→ **DATA SHOWN**:
++++++++
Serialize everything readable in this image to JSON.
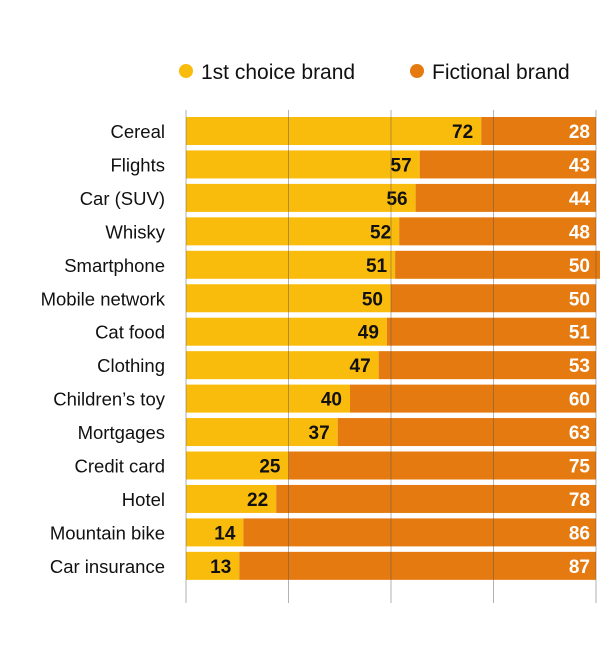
{
  "chart_data": {
    "type": "bar",
    "orientation": "horizontal",
    "stacked": true,
    "categories": [
      "Cereal",
      "Flights",
      "Car (SUV)",
      "Whisky",
      "Smartphone",
      "Mobile network",
      "Cat food",
      "Clothing",
      "Children’s toy",
      "Mortgages",
      "Credit card",
      "Hotel",
      "Mountain bike",
      "Car insurance"
    ],
    "series": [
      {
        "name": "1st choice brand",
        "color": "#f9bc0c",
        "values": [
          72,
          57,
          56,
          52,
          51,
          50,
          49,
          47,
          40,
          37,
          25,
          22,
          14,
          13
        ]
      },
      {
        "name": "Fictional brand",
        "color": "#e57a10",
        "values": [
          28,
          43,
          44,
          48,
          50,
          50,
          51,
          53,
          60,
          63,
          75,
          78,
          86,
          87
        ]
      }
    ],
    "xlim": [
      0,
      100
    ],
    "grid": true,
    "legend": "top-right",
    "data_labels": true
  }
}
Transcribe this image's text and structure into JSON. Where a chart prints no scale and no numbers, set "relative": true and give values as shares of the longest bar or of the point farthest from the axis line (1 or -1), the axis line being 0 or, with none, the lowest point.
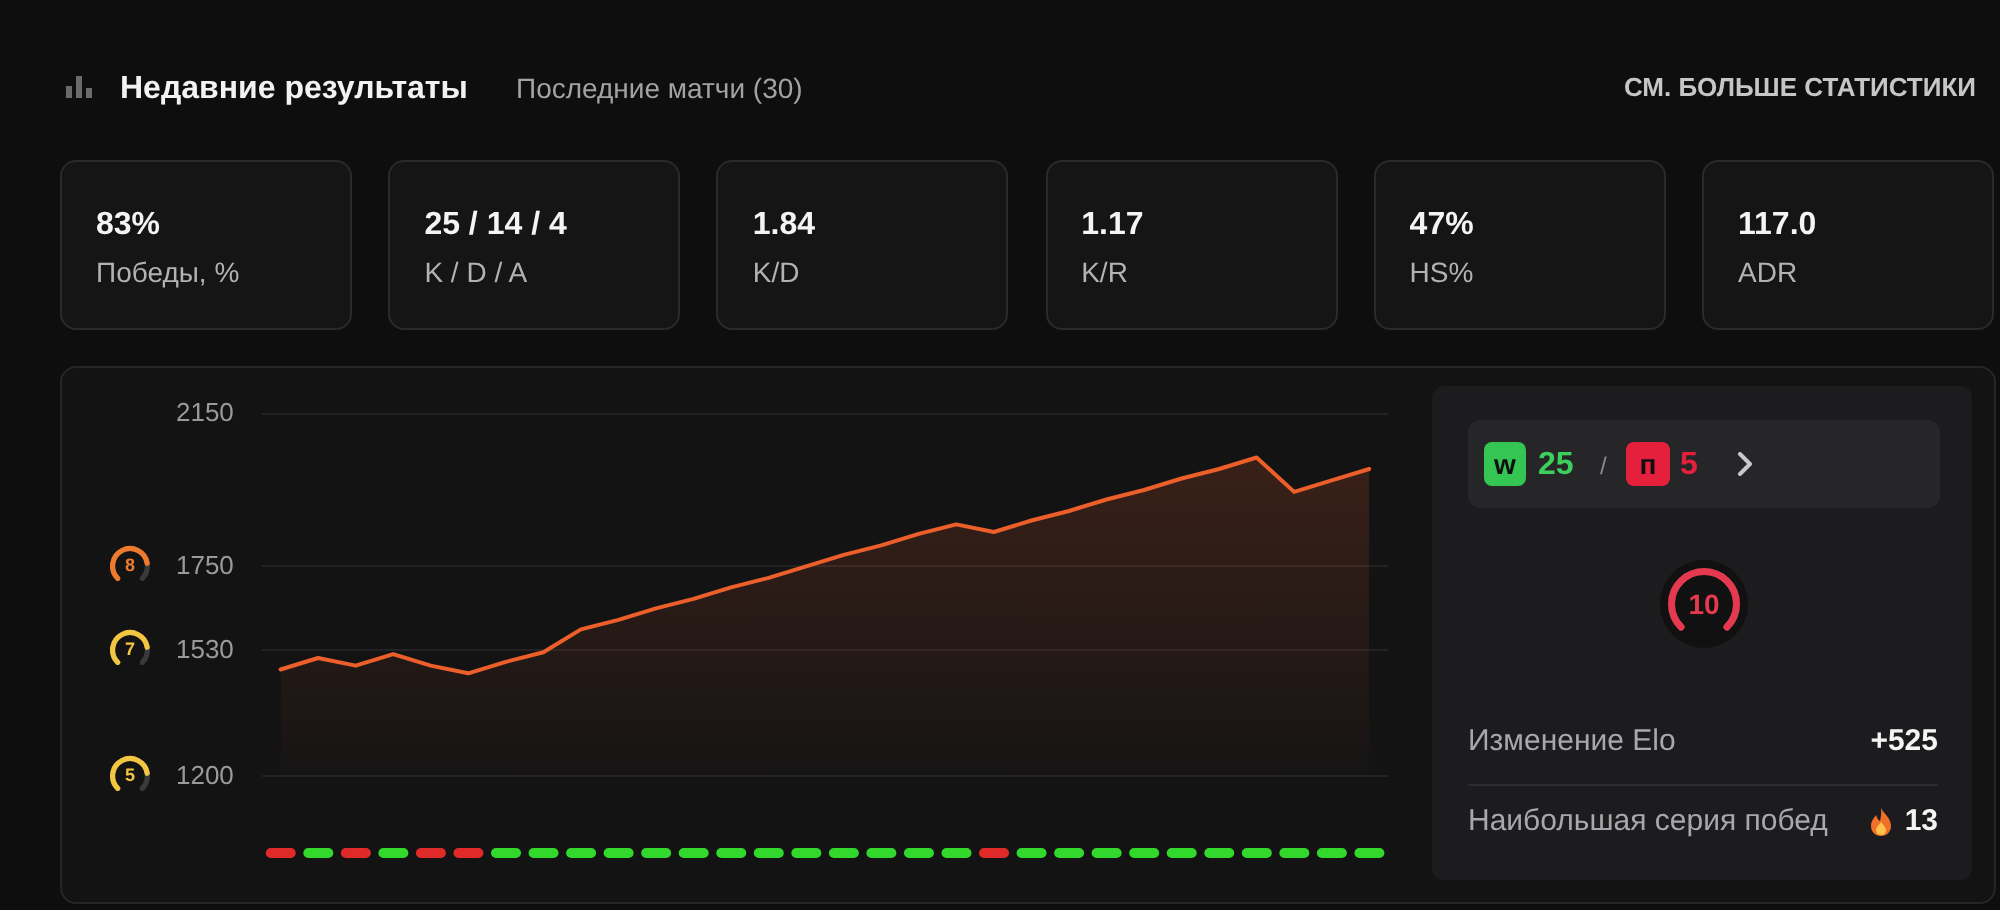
{
  "chart_data": [
    {
      "type": "other",
      "title": "Недавние результаты",
      "subtitle": "Последние матчи (30)",
      "annotations": [
        "СМ. БОЛЬШЕ СТАТИСТИКИ",
        "83%",
        "Победы, %",
        "25 / 14 / 4",
        "K / D / A",
        "1.84",
        "K/D",
        "1.17",
        "K/R",
        "47%",
        "HS%",
        "117.0",
        "ADR"
      ]
    },
    {
      "type": "area",
      "categories": [
        null,
        null,
        null,
        null,
        null,
        null,
        null,
        null,
        null,
        null,
        null,
        null,
        null,
        null,
        null,
        null,
        null,
        null,
        null,
        null,
        null,
        null,
        null,
        null,
        null,
        null,
        null,
        null,
        null,
        null
      ],
      "values": [
        1480,
        1510,
        1490,
        1520,
        1490,
        1470,
        1500,
        1525,
        1585,
        1610,
        1640,
        1665,
        1695,
        1720,
        1750,
        1780,
        1805,
        1835,
        1860,
        1840,
        1870,
        1895,
        1925,
        1950,
        1980,
        2005,
        2035,
        1945,
        1975,
        2005
      ],
      "color": "#ec5f2a",
      "ylim": [
        1200,
        2150
      ],
      "yticks": [
        1200,
        1530,
        1750,
        2150
      ],
      "grid": "y",
      "annotations": [
        "5",
        "7",
        "8"
      ]
    },
    {
      "type": "bar",
      "relative": true,
      "categories": [
        null,
        null,
        null,
        null,
        null,
        null,
        null,
        null,
        null,
        null,
        null,
        null,
        null,
        null,
        null,
        null,
        null,
        null,
        null,
        null,
        null,
        null,
        null,
        null,
        null,
        null,
        null,
        null,
        null,
        null
      ],
      "values": [
        1,
        1,
        1,
        1,
        1,
        1,
        1,
        1,
        1,
        1,
        1,
        1,
        1,
        1,
        1,
        1,
        1,
        1,
        1,
        1,
        1,
        1,
        1,
        1,
        1,
        1,
        1,
        1,
        1,
        1
      ],
      "colors": [
        "#e02a2a",
        "#32d82c",
        "#e02a2a",
        "#32d82c",
        "#e02a2a",
        "#e02a2a",
        "#32d82c",
        "#32d82c",
        "#32d82c",
        "#32d82c",
        "#32d82c",
        "#32d82c",
        "#32d82c",
        "#32d82c",
        "#32d82c",
        "#32d82c",
        "#32d82c",
        "#32d82c",
        "#32d82c",
        "#e02a2a",
        "#32d82c",
        "#32d82c",
        "#32d82c",
        "#32d82c",
        "#32d82c",
        "#32d82c",
        "#32d82c",
        "#32d82c",
        "#32d82c",
        "#32d82c"
      ]
    },
    {
      "type": "other",
      "annotations": [
        "w",
        "25",
        "/",
        "п",
        "5",
        "10",
        "Изменение Elo",
        "+525",
        "Наибольшая серия побед",
        "13"
      ]
    }
  ]
}
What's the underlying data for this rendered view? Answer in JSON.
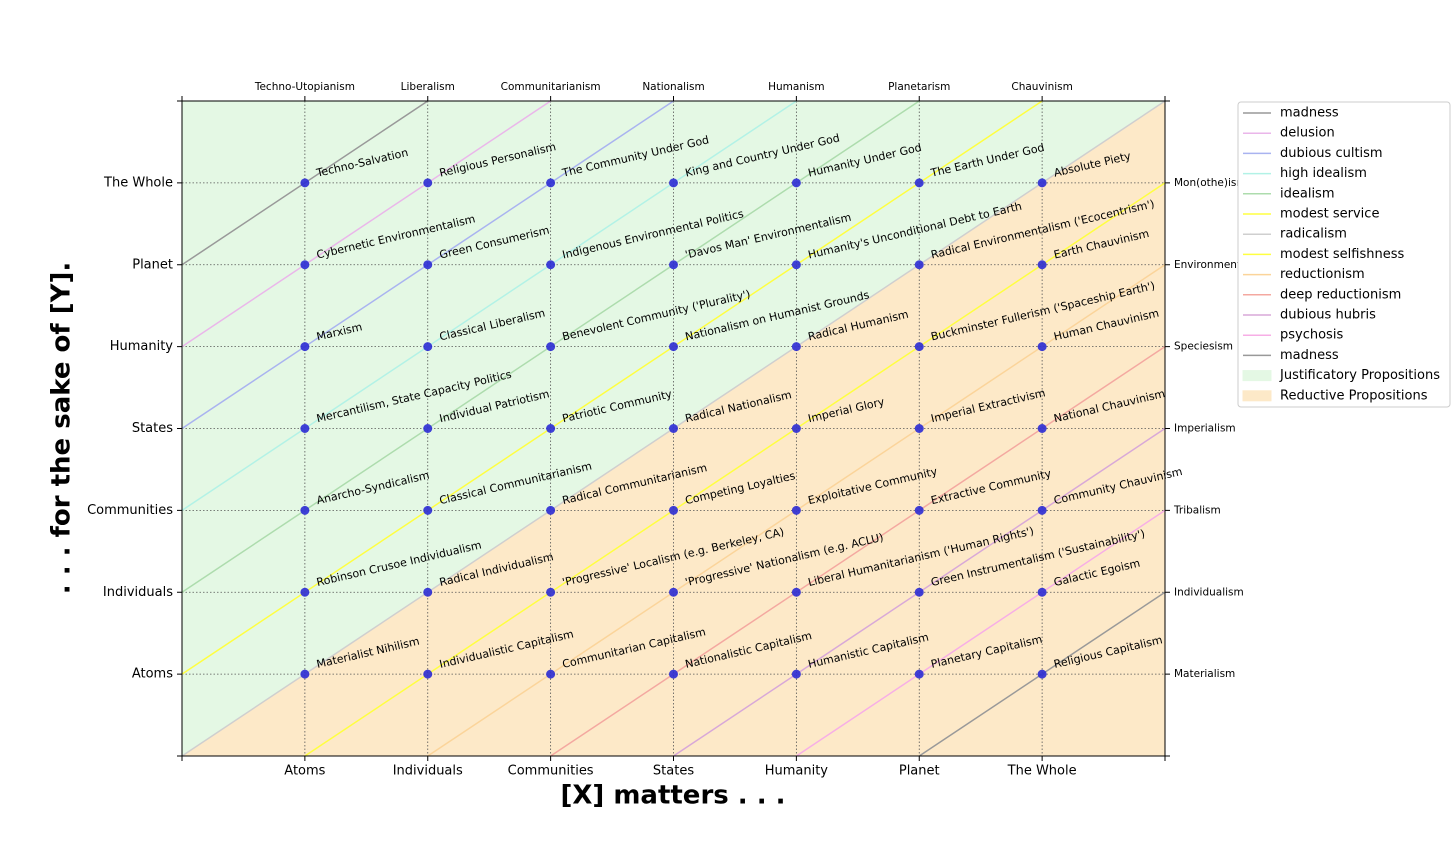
{
  "chart_data": {
    "type": "scatter",
    "x_label": "[X] matters . . .",
    "y_label": ". . . for the sake of [Y].",
    "xlim": [
      0,
      8
    ],
    "ylim": [
      0,
      8
    ],
    "xticks": [
      {
        "value": 1,
        "label": "Atoms"
      },
      {
        "value": 2,
        "label": "Individuals"
      },
      {
        "value": 3,
        "label": "Communities"
      },
      {
        "value": 4,
        "label": "States"
      },
      {
        "value": 5,
        "label": "Humanity"
      },
      {
        "value": 6,
        "label": "Planet"
      },
      {
        "value": 7,
        "label": "The Whole"
      }
    ],
    "yticks": [
      {
        "value": 1,
        "label": "Atoms"
      },
      {
        "value": 2,
        "label": "Individuals"
      },
      {
        "value": 3,
        "label": "Communities"
      },
      {
        "value": 4,
        "label": "States"
      },
      {
        "value": 5,
        "label": "Humanity"
      },
      {
        "value": 6,
        "label": "Planet"
      },
      {
        "value": 7,
        "label": "The Whole"
      }
    ],
    "x2ticks": [
      {
        "value": 1,
        "label": "Techno-Utopianism"
      },
      {
        "value": 2,
        "label": "Liberalism"
      },
      {
        "value": 3,
        "label": "Communitarianism"
      },
      {
        "value": 4,
        "label": "Nationalism"
      },
      {
        "value": 5,
        "label": "Humanism"
      },
      {
        "value": 6,
        "label": "Planetarism"
      },
      {
        "value": 7,
        "label": "Chauvinism"
      }
    ],
    "y2ticks": [
      {
        "value": 1,
        "label": "Materialism"
      },
      {
        "value": 2,
        "label": "Individualism"
      },
      {
        "value": 3,
        "label": "Tribalism"
      },
      {
        "value": 4,
        "label": "Imperialism"
      },
      {
        "value": 5,
        "label": "Speciesism"
      },
      {
        "value": 6,
        "label": "Environmentalism"
      },
      {
        "value": 7,
        "label": "Mon(othe)ism"
      }
    ],
    "grid": true,
    "legend": "upper right",
    "regions": [
      {
        "name": "Justificatory Propositions",
        "color": "#e4f8e4",
        "side": "upper"
      },
      {
        "name": "Reductive Propositions",
        "color": "#fde9c8",
        "side": "lower"
      }
    ],
    "series": [
      {
        "type": "scatter",
        "color": "#2b2bd4",
        "x": [
          1,
          2,
          3,
          4,
          5,
          6,
          7,
          1,
          2,
          3,
          4,
          5,
          6,
          7,
          1,
          2,
          3,
          4,
          5,
          6,
          7,
          1,
          2,
          3,
          4,
          5,
          6,
          7,
          1,
          2,
          3,
          4,
          5,
          6,
          7,
          1,
          2,
          3,
          4,
          5,
          6,
          7,
          1,
          2,
          3,
          4,
          5,
          6,
          7
        ],
        "values": [
          7,
          7,
          7,
          7,
          7,
          7,
          7,
          6,
          6,
          6,
          6,
          6,
          6,
          6,
          5,
          5,
          5,
          5,
          5,
          5,
          5,
          4,
          4,
          4,
          4,
          4,
          4,
          4,
          3,
          3,
          3,
          3,
          3,
          3,
          3,
          2,
          2,
          2,
          2,
          2,
          2,
          2,
          1,
          1,
          1,
          1,
          1,
          1,
          1
        ],
        "labels": [
          "Techno-Salvation",
          "Religious Personalism",
          "The Community Under God",
          "King and Country Under God",
          "Humanity Under God",
          "The Earth Under God",
          "Absolute Piety",
          "Cybernetic Environmentalism",
          "Green Consumerism",
          "Indigenous Environmental Politics",
          "'Davos Man' Environmentalism",
          "Humanity's Unconditional Debt to Earth",
          "Radical Environmentalism ('Ecocentrism')",
          "Earth Chauvinism",
          "Marxism",
          "Classical Liberalism",
          "Benevolent Community ('Plurality')",
          "Nationalism on Humanist Grounds",
          "Radical Humanism",
          "Buckminster Fullerism ('Spaceship Earth')",
          "Human Chauvinism",
          "Mercantilism, State Capacity Politics",
          "Individual Patriotism",
          "Patriotic Community",
          "Radical Nationalism",
          "Imperial Glory",
          "Imperial Extractivism",
          "National Chauvinism",
          "Anarcho-Syndicalism",
          "Classical Communitarianism",
          "Radical Communitarianism",
          "Competing Loyalties",
          "Exploitative Community",
          "Extractive Community",
          "Community Chauvinism",
          "Robinson Crusoe Individualism",
          "Radical Individualism",
          "'Progressive' Localism (e.g. Berkeley, CA)",
          "'Progressive' Nationalism (e.g. ACLU)",
          "Liberal Humanitarianism ('Human Rights')",
          "Green Instrumentalism ('Sustainability')",
          "Galactic Egoism",
          "Materialist Nihilism",
          "Individualistic Capitalism",
          "Communitarian Capitalism",
          "Nationalistic Capitalism",
          "Humanistic Capitalism",
          "Planetary Capitalism",
          "Religious Capitalism"
        ]
      },
      {
        "type": "line",
        "name": "madness",
        "color": "#999999",
        "x": [
          0,
          2
        ],
        "values": [
          6,
          8
        ]
      },
      {
        "type": "line",
        "name": "delusion",
        "color": "#eab6ea",
        "x": [
          0,
          3
        ],
        "values": [
          5,
          8
        ]
      },
      {
        "type": "line",
        "name": "dubious cultism",
        "color": "#a9b3f0",
        "x": [
          0,
          4
        ],
        "values": [
          4,
          8
        ]
      },
      {
        "type": "line",
        "name": "high idealism",
        "color": "#b2f2e6",
        "x": [
          0,
          5
        ],
        "values": [
          3,
          8
        ]
      },
      {
        "type": "line",
        "name": "idealism",
        "color": "#addcad",
        "x": [
          0,
          6
        ],
        "values": [
          2,
          8
        ]
      },
      {
        "type": "line",
        "name": "modest service",
        "color": "#ffff40",
        "x": [
          0,
          7
        ],
        "values": [
          1,
          8
        ]
      },
      {
        "type": "line",
        "name": "radicalism",
        "color": "#cfcfcf",
        "x": [
          0,
          8
        ],
        "values": [
          0,
          8
        ]
      },
      {
        "type": "line",
        "name": "modest selfishness",
        "color": "#ffff40",
        "x": [
          1,
          8
        ],
        "values": [
          0,
          7
        ]
      },
      {
        "type": "line",
        "name": "reductionism",
        "color": "#fbd49a",
        "x": [
          2,
          8
        ],
        "values": [
          0,
          6
        ]
      },
      {
        "type": "line",
        "name": "deep reductionism",
        "color": "#f4a8a0",
        "x": [
          3,
          8
        ],
        "values": [
          0,
          5
        ]
      },
      {
        "type": "line",
        "name": "dubious hubris",
        "color": "#d8a8d8",
        "x": [
          4,
          8
        ],
        "values": [
          0,
          4
        ]
      },
      {
        "type": "line",
        "name": "psychosis",
        "color": "#f7aee6",
        "x": [
          5,
          8
        ],
        "values": [
          0,
          3
        ]
      },
      {
        "type": "line",
        "name": "madness",
        "color": "#999999",
        "x": [
          6,
          8
        ],
        "values": [
          0,
          2
        ]
      }
    ]
  }
}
++++++++
Look through the material above. Copy each line where the word "relative" appears.

Transcribe this image's text and structure into JSON. Where a chart prints no scale and no numbers, set "relative": true and give values as shares of the longest bar or of the point farthest from the axis line (1 or -1), the axis line being 0 or, with none, the lowest point.
      "relative": true,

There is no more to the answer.